[Stored data]
==============================

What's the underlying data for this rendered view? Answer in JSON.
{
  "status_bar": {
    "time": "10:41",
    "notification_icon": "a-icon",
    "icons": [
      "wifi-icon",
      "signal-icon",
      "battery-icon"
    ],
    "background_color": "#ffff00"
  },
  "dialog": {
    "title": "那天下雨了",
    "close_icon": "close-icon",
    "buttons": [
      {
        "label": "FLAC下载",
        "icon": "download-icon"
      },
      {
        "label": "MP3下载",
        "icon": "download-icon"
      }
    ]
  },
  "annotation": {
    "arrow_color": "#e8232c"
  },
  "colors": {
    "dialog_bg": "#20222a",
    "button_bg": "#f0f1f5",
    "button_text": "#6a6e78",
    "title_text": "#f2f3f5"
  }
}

==============================

▶ Challenge
Quote the whole listing above, leaving nothing out.

▶ Complete output
What's the underlying data for this rendered view? Answer in JSON.
{
  "status_bar": {
    "time": "10:41",
    "notification_icon": "a-icon",
    "icons": [
      "wifi-icon",
      "signal-icon",
      "battery-icon"
    ],
    "background_color": "#ffff00"
  },
  "dialog": {
    "title": "那天下雨了",
    "close_icon": "close-icon",
    "buttons": [
      {
        "label": "FLAC下载",
        "icon": "download-icon"
      },
      {
        "label": "MP3下载",
        "icon": "download-icon"
      }
    ]
  },
  "annotation": {
    "arrow_color": "#e8232c"
  },
  "colors": {
    "dialog_bg": "#20222a",
    "button_bg": "#f0f1f5",
    "button_text": "#6a6e78",
    "title_text": "#f2f3f5"
  }
}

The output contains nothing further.